▶ _Deine Aufgabe_: Führe den Text über das Buch „Der Eigenname und seine Buchstaben“ im Anschluss an seinen letzten Satz weiter.
··· Vorliegender Text ···
Peter Widmer

Der Eigenname und seine Buchstaben

Psychoanalytische und andere Untersuchungen
Cover: Der Eigenname und seine Buchstaben
Transcript Verlag, Bielefeld 2010
ISBN 9783837616200
Kartoniert, 288 Seiten, 26,90 EUR

Klappentext

Dem Eigennamen (Vorname und Familienname) kommt - wie dem Spiegelbild - eine strukturierende Funktion für das kulturelle Leben und die Konstitution der subjektiven Realität zu. Von den Sozial- und Sprachwissenschaften ebenso wie von Geschichte, Philosophie und Psychoanalyse bisher erstaunlicherweise stiefmütterlich behandelt, finden sich in der Belletristik und in psychoanalytischen Fallberichten interessante Zeugnisse, von welch grundlegender Bedeutung der Eigenname und seine Buchstaben für jedes Subjekt sind. Peter Widmer macht dieses Material für die Psychoanalyse Freuds und Lacans fruchtbar.
··· Bereitgestellte Angaben ···
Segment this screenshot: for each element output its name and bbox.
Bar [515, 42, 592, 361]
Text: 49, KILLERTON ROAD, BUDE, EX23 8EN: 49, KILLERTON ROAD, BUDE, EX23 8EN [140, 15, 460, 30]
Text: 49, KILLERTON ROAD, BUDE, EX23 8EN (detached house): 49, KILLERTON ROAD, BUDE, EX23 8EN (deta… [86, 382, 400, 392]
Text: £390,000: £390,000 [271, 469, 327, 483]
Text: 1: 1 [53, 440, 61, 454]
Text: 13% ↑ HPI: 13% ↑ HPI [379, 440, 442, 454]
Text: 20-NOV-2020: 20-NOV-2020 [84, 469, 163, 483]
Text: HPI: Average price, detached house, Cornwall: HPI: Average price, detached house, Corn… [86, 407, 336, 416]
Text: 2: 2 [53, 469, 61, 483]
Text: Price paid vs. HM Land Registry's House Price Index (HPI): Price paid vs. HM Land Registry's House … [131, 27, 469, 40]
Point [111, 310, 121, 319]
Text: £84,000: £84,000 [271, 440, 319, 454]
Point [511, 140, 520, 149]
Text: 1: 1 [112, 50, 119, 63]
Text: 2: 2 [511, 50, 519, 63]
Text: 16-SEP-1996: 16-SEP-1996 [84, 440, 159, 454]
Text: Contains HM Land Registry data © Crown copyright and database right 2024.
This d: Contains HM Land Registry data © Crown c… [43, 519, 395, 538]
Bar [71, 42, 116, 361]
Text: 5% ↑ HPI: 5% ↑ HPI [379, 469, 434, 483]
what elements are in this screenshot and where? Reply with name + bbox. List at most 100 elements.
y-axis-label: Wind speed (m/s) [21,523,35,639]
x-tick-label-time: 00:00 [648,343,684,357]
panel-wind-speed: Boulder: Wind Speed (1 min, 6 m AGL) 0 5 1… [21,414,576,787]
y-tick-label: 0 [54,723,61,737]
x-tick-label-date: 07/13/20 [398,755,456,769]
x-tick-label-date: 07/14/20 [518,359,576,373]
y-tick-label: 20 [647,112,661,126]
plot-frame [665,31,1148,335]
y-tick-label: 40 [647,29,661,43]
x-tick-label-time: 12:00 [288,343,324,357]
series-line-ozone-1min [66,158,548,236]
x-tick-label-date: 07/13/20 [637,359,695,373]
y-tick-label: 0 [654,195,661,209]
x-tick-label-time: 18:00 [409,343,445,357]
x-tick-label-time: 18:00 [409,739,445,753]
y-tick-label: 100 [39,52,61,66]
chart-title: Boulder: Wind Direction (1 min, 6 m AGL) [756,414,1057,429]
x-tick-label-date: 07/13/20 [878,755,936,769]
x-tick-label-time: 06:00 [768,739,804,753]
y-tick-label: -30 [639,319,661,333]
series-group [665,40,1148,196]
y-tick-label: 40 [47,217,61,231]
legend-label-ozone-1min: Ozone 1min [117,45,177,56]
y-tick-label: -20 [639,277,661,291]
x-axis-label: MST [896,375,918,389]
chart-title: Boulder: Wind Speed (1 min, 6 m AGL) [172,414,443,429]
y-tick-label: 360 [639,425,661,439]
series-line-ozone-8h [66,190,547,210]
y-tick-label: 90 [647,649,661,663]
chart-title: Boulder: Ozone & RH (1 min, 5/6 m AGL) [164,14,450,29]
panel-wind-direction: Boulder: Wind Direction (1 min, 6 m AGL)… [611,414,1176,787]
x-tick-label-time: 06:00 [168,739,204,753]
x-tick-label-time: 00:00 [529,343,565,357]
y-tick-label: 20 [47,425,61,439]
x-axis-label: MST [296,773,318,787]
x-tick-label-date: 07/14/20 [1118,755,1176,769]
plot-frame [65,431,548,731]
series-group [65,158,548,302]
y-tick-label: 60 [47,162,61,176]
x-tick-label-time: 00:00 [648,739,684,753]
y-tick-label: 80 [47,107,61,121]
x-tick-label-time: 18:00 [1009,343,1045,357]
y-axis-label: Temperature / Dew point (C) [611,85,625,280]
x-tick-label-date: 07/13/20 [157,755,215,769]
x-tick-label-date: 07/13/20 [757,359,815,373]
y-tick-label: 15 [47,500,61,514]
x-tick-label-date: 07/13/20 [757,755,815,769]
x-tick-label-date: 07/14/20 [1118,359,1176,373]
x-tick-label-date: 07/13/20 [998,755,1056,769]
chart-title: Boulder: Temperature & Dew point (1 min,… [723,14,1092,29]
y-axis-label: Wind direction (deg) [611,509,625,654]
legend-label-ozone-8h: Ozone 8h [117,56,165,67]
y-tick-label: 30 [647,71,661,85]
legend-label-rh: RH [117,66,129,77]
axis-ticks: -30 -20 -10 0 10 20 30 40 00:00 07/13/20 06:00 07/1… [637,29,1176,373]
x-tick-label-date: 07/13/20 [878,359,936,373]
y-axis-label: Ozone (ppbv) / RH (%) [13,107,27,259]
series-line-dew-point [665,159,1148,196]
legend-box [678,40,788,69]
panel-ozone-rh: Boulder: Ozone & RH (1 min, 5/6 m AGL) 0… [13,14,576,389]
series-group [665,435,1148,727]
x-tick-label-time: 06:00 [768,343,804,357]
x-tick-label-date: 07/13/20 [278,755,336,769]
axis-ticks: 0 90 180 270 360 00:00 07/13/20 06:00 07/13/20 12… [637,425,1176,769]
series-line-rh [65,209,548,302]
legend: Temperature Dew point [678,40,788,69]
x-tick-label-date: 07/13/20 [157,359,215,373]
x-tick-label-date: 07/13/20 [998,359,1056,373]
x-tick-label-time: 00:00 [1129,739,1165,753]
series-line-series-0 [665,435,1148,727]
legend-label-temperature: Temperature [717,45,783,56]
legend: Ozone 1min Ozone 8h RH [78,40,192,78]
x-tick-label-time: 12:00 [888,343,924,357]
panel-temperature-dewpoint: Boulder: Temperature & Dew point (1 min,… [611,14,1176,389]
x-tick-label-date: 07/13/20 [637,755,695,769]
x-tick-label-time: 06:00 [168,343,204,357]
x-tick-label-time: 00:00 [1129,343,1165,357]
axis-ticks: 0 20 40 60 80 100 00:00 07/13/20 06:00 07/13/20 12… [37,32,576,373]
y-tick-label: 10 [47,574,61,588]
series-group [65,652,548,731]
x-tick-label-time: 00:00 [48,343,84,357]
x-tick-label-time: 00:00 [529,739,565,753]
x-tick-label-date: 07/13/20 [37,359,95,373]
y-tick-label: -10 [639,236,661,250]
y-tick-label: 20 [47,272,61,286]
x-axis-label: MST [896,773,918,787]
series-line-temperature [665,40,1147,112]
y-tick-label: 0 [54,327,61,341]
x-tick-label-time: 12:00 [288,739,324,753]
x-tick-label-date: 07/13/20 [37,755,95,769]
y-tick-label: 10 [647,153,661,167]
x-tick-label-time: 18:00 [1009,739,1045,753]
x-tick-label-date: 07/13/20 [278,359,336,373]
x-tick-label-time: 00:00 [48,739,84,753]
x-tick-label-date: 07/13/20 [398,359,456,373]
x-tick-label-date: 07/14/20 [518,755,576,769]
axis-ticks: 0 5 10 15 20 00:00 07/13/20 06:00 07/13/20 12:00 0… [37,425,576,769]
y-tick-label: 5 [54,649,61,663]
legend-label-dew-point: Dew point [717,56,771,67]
···
▶ _Antwort_:
Rezensionsnotiz zu Frankfurter Allgemeine Zeitung, 21.02.2011

Gar keine schlechte Idee zu versuchen, dem Eigennamen auf seine psychoanalytischen Schliche zu kommen, findet Bettina Engels. Und nimmt sich die Monografie des Psychoanalytikers Peter Widmer mit großem Erkenntnishunger vor. Mal sehen, was der Eigenname in puncto Selbstbild so hergibt. Die Buchstaben lässt Engels lieber beiseite, zu undurchsichtig bleibt der Autor hier, meint sie. Widmers Argumente für eine namensseitliche Formung der kindlichen Psyche aber schaut sie sich ganz genau an und entdeckt die theoretische Anknüpfung Widmers an Lacans spiegelbildliche Geburt des Ichs aus dem Geiste der Entfremdung. Und hier wiederum liegt für sie das Verdienst des Bandes, im Unterlaufen der Lacan'schen Begriffsopposition symbolisch/imaginär durch die Vermutung, auch der Name könne die prägende Funktion des Spiegels übernehmen. Für Engels eine moderne Interpretation von Lacans Spiegelbildtheorem, in dem das Ich als Illusion erscheint. Etwas schade findet sie nur, dass Widmers Indizien bei der psychoanalytischen Erkundung des Nachnamens "eher disparat" ausfallen.